[Saved entries]
--------
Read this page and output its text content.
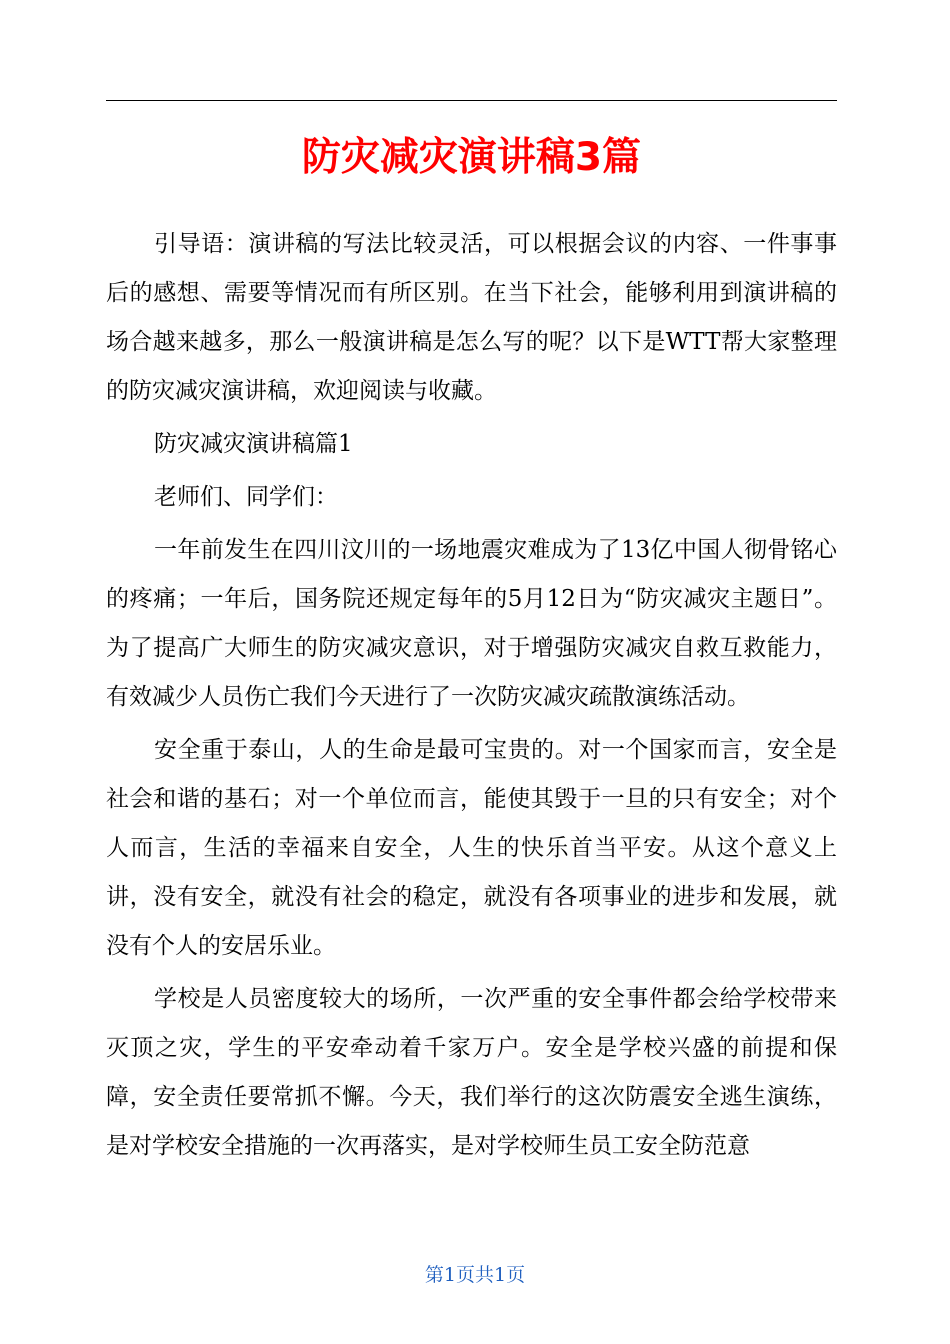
防灾减灾演讲稿3篇

引导语：演讲稿的写法比较灵活，可以根据会议的内容、一件事事后的感想、需要等情况而有所区别。在当下社会，能够利用到演讲稿的场合越来越多，那么一般演讲稿是怎么写的呢？以下是WTT帮大家整理的防灾减灾演讲稿，欢迎阅读与收藏。

防灾减灾演讲稿篇1

老师们、同学们：

一年前发生在四川汶川的一场地震灾难成为了13亿中国人彻骨铭心的疼痛；一年后，国务院还规定每年的5月12日为“防灾减灾主题日”。为了提高广大师生的防灾减灾意识，对于增强防灾减灾自救互救能力，有效减少人员伤亡我们今天进行了一次防灾减灾疏散演练活动。

安全重于泰山，人的生命是最可宝贵的。对一个国家而言，安全是社会和谐的基石；对一个单位而言，能使其毁于一旦的只有安全；对个人而言，生活的幸福来自安全，人生的快乐首当平安。从这个意义上讲，没有安全，就没有社会的稳定，就没有各项事业的进步和发展，就没有个人的安居乐业。

学校是人员密度较大的场所，一次严重的安全事件都会给学校带来灭顶之灾，学生的平安牵动着千家万户。安全是学校兴盛的前提和保障，安全责任要常抓不懈。今天，我们举行的这次防震安全逃生演练，是对学校安全措施的一次再落实，是对学校师生员工安全防范意

第1页共1页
--------
#### Work required
Reproduce all of the data exactly, omitting each picture it holds.

#### Task solution
Read this page and output its text content.
防灾减灾演讲稿3篇

引导语：演讲稿的写法比较灵活，可以根据会议的内容、一件事事后的感想、需要等情况而有所区别。在当下社会，能够利用到演讲稿的场合越来越多，那么一般演讲稿是怎么写的呢？以下是WTT帮大家整理的防灾减灾演讲稿，欢迎阅读与收藏。

防灾减灾演讲稿篇1

老师们、同学们：

一年前发生在四川汶川的一场地震灾难成为了13亿中国人彻骨铭心的疼痛；一年后，国务院还规定每年的5月12日为“防灾减灾主题日”。为了提高广大师生的防灾减灾意识，对于增强防灾减灾自救互救能力，有效减少人员伤亡我们今天进行了一次防灾减灾疏散演练活动。

安全重于泰山，人的生命是最可宝贵的。对一个国家而言，安全是社会和谐的基石；对一个单位而言，能使其毁于一旦的只有安全；对个人而言，生活的幸福来自安全，人生的快乐首当平安。从这个意义上讲，没有安全，就没有社会的稳定，就没有各项事业的进步和发展，就没有个人的安居乐业。

学校是人员密度较大的场所，一次严重的安全事件都会给学校带来灭顶之灾，学生的平安牵动着千家万户。安全是学校兴盛的前提和保障，安全责任要常抓不懈。今天，我们举行的这次防震安全逃生演练，是对学校安全措施的一次再落实，是对学校师生员工安全防范意

第1页共1页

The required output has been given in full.